Article:
§

Qu’est-ce que le vaudeville ? L’image qui vient à l’esprit de nos jours est celle de pièces de théâtre tournant autour du thème de l’adultère, reposant sur le comique de situation et les quiproquos amoureux, et poussant jusqu’à l’absurde la complication de ses situations. Des pièces dont l’auteur archétypal serait Georges Feydeau, l’auteur d’Un fil à la patte (1894) et du Dindon (1896).
Le vaudeville « à la Feydeau » n’est pourtant que l’aboutissement d’une très longue tradition théâtrale. L’origine du terme « vaudeville » est ancienne : d’origine normande, il désigne sous l’Ancien régime un type de chansons gaies et satiriques à la mélodie facile à retenir. Ce n’est qu’au XVIIIe siècle qu’il se fond avec le théâtre : proche de la parodie, les dialogues y sont chantés.
En 1792, à Paris, Pierre-Antoine-Augustin de Piis et Pierre-Yves Barré fondent ce qui deviendra une véritable institution, le Théâtre du Vaudeville. D’emblée, l’intention est claire : faire rire le public, comme le note alors Le Journal général de la cour et de la ville :
« Vouloir dérider le front rembruni des Français, placer le trait malin du Vaudeville à la place des pavots de la politique du coin, briser les augustes sonnettes de nos graves présidents nationaux avec la marotte de la folie, est un projet aussi louable que méritoire. MM. Piis et Barré se sont chargés de l’exécution de cette joyeuse entreprise. »

§

Données fournies:

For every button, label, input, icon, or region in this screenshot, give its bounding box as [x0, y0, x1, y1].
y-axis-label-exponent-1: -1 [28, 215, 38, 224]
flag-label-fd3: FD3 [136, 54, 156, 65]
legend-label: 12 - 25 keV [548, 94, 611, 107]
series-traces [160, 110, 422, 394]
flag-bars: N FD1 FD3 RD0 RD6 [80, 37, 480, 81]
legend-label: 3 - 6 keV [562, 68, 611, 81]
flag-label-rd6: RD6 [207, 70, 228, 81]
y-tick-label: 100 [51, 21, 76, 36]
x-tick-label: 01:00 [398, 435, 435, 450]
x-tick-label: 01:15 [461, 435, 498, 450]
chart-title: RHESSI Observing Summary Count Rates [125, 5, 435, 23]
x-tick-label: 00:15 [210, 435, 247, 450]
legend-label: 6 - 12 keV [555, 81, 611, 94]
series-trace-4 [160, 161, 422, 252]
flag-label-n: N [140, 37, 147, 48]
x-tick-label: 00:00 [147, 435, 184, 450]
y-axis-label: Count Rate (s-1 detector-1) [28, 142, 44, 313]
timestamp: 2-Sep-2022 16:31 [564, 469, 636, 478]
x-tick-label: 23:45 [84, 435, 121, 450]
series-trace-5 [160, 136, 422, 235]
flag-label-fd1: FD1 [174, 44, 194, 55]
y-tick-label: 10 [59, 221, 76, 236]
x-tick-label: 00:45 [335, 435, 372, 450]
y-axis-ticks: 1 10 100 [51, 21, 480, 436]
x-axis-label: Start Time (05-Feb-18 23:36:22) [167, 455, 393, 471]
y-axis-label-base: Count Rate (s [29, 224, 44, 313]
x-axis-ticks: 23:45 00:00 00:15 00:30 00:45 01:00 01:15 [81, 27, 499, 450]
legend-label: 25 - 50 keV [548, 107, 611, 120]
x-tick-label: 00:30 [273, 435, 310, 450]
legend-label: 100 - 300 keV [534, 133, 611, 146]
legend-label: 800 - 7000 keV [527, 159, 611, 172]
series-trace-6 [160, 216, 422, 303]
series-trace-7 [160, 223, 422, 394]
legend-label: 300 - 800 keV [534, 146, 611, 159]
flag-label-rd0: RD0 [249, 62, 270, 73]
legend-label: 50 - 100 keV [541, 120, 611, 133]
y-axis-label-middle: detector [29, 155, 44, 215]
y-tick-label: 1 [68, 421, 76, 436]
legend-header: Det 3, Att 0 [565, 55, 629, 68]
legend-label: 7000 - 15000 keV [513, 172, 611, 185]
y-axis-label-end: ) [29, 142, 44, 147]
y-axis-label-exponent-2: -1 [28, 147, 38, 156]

§

Consignes:
- 1) Répondez aux questions suivantes d'après l'article sur le vaudeville.
(a) De quelle région vient le terme « vaudeville » ?
(b) En quelle année le Théâtre du Vaudeville est-il fondé à Paris ?
(c) Quelle pièce de Georges Feydeau date de 1896 ?
- 2) Recopiez mot pour mot, s'il vous plaît, le passage de l'article qui commence aux mots « Qu’est-ce que le » et s'arrête après les mots « du Dindon (1896). ».
- 3) Résumez l'article sur le vaudeville en deux phrases.

Réponses:
- 1)
(a) De Normandie : le terme est d'origine normande.
(b) En 1792.
(c) Le Dindon.

- 2)
Qu’est-ce que le vaudeville ? L’image qui vient à l’esprit de nos jours est celle de pièces de théâtre tournant autour du thème de l’adultère, reposant sur le comique de situation et les quiproquos amoureux, et poussant jusqu’à l’absurde la complication de ses situations. Des pièces dont l’auteur archétypal serait Georges Feydeau, l’auteur d’Un fil à la patte (1894) et du Dindon (1896).

- 3) Aujourd'hui, le vaudeville évoque des pièces comiques centrées sur l'adultère et les quiproquos amoureux, dont Georges Feydeau serait l'auteur archétypal. Ce genre est toutefois l'aboutissement d'une longue tradition née de chansons gaies et satiriques d'origine normande, qui se fond avec le théâtre au XVIIIe siècle, puis Piis et Barré fondent en 1792 à Paris le Théâtre du Vaudeville avec l'intention claire de faire rire le public.